Excerpted text:
While processing whatsapp chats, we are facing problem. Every new chat start with date,time-user: “ChatText”. If “ChatText” contains “Enter” ( pressing "Enter"while discussing in whatsapp) then chat starts from new line.
While processing using “File Reader” , First row contains “Start of the chat with date,time-user” but text after “Enter” going in to next row. No. of rows increases with no. of “Enter”.
We want all the chat text as a single record in single row instead of in multiple row.
Sample input Text file is as below:
11/30/18, 10:09 AM - xxxxxxxxxxx: Hi all ,
Could anybody please help with engineering management universities
I’m give TOEFL tomorrow
Need to add score recipients
11/30/18, 12:20 PM - xxxxxxxxxxx: Manhattan premium account for sale at a low price. If anyone interested PM.
11/30/18, 12:51 PM - xxxxxxxxxxx: its fine for Germany???

Instruction 1:
Output everything in the WhatsApp chat post from "We want all" down to "fine for Germany???", word for word.

Items from a data source:
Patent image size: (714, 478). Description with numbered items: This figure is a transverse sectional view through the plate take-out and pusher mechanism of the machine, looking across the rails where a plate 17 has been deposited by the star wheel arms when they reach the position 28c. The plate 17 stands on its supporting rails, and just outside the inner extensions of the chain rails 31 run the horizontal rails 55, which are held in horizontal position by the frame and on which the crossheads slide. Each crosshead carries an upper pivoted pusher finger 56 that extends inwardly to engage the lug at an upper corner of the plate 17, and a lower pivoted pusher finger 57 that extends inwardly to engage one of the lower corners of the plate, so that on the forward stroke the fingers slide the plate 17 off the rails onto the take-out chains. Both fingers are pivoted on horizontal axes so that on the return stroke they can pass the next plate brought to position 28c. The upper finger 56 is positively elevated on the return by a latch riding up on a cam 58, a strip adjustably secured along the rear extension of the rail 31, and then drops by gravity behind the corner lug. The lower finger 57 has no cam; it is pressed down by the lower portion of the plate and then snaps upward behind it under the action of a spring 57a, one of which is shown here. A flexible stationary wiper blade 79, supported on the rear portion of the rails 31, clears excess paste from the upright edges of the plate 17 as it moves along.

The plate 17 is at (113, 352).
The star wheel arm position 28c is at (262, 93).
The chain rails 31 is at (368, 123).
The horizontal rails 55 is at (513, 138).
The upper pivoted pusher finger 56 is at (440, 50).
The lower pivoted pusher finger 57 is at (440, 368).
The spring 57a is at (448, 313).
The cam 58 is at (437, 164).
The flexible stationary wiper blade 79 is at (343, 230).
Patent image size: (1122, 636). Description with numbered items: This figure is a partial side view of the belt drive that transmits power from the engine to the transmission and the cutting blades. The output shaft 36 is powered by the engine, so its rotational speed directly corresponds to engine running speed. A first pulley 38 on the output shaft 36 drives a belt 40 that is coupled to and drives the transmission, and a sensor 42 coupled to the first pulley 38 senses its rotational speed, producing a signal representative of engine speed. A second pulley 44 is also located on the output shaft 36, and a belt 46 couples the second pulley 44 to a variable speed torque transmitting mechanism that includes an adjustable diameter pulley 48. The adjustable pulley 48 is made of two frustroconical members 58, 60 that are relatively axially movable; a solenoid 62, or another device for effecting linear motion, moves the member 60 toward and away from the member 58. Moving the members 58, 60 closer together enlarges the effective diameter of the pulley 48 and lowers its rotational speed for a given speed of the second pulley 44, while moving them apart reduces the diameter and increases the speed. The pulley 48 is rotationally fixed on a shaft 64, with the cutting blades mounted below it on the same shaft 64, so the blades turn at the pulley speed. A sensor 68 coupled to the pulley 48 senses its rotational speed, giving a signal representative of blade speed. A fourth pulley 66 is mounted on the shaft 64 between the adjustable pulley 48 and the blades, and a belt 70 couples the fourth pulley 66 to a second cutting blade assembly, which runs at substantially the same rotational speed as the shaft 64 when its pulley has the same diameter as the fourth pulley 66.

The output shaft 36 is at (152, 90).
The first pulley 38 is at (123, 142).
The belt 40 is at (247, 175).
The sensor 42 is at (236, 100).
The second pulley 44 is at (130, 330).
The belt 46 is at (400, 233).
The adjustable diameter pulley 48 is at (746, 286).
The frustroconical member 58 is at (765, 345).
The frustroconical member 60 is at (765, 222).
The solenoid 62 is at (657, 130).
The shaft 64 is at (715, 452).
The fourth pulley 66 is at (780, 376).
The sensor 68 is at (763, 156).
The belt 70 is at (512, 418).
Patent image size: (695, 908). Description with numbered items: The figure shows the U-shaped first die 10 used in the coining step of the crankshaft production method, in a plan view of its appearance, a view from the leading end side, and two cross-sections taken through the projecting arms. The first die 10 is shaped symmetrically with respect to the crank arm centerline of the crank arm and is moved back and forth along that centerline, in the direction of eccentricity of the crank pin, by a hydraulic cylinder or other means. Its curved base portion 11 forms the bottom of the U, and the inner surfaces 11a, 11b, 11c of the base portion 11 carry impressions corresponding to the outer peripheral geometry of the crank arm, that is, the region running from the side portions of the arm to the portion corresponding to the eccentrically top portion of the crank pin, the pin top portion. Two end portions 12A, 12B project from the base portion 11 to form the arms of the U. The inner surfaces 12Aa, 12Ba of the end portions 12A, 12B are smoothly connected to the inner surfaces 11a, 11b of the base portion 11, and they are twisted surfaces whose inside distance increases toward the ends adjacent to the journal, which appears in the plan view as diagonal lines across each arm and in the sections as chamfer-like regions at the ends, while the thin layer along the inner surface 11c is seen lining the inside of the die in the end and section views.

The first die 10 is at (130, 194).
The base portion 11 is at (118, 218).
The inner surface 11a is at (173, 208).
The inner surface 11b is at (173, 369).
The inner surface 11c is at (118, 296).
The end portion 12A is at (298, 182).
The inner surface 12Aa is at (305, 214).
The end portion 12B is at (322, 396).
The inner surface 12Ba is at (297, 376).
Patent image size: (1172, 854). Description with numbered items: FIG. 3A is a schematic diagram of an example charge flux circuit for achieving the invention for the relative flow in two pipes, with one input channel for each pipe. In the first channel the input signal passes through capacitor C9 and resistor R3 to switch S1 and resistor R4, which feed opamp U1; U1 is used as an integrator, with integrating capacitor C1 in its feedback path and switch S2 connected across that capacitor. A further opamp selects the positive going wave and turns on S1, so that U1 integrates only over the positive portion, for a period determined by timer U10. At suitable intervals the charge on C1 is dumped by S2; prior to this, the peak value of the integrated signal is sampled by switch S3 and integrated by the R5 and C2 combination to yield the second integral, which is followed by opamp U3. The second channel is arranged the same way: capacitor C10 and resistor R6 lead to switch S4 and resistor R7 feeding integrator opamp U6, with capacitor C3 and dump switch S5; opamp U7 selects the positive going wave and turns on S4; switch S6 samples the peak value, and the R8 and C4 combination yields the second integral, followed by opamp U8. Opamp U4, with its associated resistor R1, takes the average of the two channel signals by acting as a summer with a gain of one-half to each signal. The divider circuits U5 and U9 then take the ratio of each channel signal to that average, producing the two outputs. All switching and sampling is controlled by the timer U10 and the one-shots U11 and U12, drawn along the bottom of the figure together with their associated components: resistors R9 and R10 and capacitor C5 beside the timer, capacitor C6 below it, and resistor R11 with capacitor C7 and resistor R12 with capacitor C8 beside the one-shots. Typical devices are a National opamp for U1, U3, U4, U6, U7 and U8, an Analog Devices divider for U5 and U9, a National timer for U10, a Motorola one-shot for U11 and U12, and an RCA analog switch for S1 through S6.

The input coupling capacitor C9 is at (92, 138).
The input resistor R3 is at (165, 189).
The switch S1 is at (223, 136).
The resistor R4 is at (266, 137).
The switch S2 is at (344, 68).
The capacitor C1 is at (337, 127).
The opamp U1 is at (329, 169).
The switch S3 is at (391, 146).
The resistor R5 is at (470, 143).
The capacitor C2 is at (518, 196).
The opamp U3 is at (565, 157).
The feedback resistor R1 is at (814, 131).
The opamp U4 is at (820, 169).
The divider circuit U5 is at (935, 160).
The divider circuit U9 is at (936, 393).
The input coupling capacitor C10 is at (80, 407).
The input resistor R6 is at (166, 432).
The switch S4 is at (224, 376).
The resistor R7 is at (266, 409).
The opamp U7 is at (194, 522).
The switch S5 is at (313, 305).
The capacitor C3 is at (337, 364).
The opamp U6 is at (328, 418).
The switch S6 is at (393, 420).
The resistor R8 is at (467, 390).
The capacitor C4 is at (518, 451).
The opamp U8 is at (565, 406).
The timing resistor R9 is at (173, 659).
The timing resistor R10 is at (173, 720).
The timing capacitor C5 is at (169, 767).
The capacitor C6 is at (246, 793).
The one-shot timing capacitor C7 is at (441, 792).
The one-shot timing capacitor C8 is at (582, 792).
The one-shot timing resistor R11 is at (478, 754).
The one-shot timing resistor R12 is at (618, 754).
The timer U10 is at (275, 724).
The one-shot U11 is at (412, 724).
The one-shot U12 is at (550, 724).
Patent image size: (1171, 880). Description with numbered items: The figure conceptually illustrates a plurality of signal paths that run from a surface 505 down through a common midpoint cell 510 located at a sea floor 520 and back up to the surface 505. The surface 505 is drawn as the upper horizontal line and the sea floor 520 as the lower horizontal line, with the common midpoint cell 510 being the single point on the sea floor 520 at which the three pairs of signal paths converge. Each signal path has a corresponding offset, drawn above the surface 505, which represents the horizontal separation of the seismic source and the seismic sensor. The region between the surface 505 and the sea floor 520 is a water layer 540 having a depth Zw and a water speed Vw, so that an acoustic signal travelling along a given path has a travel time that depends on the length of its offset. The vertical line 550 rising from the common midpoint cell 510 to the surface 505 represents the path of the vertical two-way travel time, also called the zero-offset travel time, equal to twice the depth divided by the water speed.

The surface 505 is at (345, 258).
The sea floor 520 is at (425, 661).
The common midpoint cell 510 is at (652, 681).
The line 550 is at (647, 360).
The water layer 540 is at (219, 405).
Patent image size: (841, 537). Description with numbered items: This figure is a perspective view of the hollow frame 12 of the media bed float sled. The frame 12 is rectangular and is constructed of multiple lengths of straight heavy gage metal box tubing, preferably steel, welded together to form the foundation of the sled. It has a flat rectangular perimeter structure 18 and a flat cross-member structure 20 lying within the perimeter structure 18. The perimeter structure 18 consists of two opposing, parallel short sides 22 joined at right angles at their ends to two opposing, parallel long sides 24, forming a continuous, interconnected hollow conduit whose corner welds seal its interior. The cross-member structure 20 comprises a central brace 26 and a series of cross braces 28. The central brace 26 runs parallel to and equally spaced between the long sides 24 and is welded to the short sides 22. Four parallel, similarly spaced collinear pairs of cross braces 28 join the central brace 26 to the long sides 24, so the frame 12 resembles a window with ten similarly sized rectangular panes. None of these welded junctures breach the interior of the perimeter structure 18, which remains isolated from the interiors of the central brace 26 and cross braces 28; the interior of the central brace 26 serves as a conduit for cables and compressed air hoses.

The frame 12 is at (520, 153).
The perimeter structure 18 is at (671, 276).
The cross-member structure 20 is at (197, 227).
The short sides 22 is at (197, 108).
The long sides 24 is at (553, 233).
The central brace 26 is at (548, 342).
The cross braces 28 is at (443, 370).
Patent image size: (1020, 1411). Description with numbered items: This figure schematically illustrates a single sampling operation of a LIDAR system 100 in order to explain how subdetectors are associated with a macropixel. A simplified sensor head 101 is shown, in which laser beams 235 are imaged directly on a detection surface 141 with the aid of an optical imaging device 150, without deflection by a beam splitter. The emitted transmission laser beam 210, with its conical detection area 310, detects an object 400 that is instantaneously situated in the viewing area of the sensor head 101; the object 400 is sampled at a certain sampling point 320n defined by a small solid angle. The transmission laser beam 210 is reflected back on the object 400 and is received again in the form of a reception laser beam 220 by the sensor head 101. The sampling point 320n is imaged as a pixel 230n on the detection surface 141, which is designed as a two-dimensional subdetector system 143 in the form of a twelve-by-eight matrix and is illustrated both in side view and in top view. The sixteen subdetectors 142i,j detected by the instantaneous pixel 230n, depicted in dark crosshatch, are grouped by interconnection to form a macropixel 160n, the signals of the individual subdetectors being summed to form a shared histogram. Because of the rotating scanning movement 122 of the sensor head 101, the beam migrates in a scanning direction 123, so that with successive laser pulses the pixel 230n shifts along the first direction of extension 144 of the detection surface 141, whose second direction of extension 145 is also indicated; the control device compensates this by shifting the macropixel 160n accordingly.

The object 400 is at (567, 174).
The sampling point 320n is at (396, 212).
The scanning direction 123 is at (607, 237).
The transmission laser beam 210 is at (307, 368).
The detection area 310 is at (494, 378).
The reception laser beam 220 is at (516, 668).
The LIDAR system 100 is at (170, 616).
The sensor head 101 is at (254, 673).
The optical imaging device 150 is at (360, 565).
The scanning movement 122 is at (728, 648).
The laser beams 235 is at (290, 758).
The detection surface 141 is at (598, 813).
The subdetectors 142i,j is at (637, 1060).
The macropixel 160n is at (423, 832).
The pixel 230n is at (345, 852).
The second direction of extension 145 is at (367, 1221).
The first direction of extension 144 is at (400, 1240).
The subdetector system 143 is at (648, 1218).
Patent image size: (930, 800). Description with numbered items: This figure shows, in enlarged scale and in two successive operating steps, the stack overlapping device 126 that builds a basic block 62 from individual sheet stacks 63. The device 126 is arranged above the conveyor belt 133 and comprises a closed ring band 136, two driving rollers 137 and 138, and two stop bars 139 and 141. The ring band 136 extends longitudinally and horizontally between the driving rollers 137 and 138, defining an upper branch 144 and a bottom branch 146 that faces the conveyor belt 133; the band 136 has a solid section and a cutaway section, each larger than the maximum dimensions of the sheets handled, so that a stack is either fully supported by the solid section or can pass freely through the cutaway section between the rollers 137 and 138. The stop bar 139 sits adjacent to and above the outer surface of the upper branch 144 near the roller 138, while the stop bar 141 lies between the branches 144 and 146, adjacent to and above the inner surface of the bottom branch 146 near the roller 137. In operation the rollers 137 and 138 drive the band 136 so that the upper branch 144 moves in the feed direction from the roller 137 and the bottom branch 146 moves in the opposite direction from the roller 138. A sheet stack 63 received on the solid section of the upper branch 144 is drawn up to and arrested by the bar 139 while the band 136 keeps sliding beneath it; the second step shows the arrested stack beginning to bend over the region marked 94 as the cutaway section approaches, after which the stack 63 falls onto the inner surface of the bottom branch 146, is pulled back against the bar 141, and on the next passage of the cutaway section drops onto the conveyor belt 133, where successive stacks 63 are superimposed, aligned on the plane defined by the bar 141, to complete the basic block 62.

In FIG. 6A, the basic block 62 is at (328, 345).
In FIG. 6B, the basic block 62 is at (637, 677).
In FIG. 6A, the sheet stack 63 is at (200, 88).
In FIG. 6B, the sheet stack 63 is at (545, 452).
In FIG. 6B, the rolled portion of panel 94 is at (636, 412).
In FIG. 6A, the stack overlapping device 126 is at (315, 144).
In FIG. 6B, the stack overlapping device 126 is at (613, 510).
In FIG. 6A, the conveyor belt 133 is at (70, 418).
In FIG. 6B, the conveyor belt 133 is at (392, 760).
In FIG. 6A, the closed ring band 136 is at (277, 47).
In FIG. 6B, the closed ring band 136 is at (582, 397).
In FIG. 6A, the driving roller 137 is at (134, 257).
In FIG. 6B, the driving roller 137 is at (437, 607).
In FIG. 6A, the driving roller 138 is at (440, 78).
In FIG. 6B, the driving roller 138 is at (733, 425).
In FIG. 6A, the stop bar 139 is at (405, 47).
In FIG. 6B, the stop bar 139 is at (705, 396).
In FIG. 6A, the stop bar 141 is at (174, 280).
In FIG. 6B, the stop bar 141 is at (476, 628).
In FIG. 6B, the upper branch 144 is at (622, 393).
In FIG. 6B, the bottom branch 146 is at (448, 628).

Instruction 2:
Give the entries from the line containing "Patent image size: (695, 908)." down to the line containing "The inner surface 12Ba is at (297, 376)." as a two-column CSV with the headers text and answer. Put one row per entry, with each value in a single quoted field and line breaks replaced by spaces, and include nothing outside that range.

Finished answer 1:
We want all the chat text as a single record in single row instead of in multiple row.
Sample input Text file is as below:
11/30/18, 10:09 AM - xxxxxxxxxxx: Hi all ,
Could anybody please help with engineering management universities
I’m give TOEFL tomorrow
Need to add score recipients
11/30/18, 12:20 PM - xxxxxxxxxxx: Manhattan premium account for sale at a low price. If anyone interested PM.
11/30/18, 12:51 PM - xxxxxxxxxxx: its fine for Germany???

Finished answer 2:
text,answer
"Patent image size: (695, 908). Description with numbered items: The figure shows the U-shaped first die 10 used in the coining step of the crankshaft production method, in a plan view of its appearance, a view from the leading end side, and two cross-sections taken through the projecting arms. The first die 10 is shaped symmetrically with respect to the crank arm centerline of the crank arm and is moved back and forth along that centerline, in the direction of eccentricity of the crank pin, by a hydraulic cylinder or other means. Its curved base portion 11 forms the bottom of the U, and the inner surfaces 11a, 11b, 11c of the base portion 11 carry impressions corresponding to the outer peripheral geometry of the crank arm, that is, the region running from the side portions of the arm to the portion corresponding to the eccentrically top portion of the crank pin, the pin top portion. Two end portions 12A, 12B project from the base portion 11 to form the arms of the U. The inner surfaces 12Aa, 12Ba of the end portions 12A, 12B are smoothly connected to the inner surfaces 11a, 11b of the base portion 11, and they are twisted surfaces whose inside distance increases toward the ends adjacent to the journal, which appears in the plan view as diagonal lines across each arm and in the sections as chamfer-like regions at the ends, while the thin layer along the inner surface 11c is seen lining the inside of the die in the end and section views.","The first die 10 is at (130, 194). The base portion 11 is at (118, 218). The inner surface 11a is at (173, 208). The inner surface 11b is at (173, 369). The inner surface 11c is at (118, 296). The end portion 12A is at (298, 182). The inner surface 12Aa is at (305, 214). The end portion 12B is at (322, 396). The inner surface 12Ba is at (297, 376)."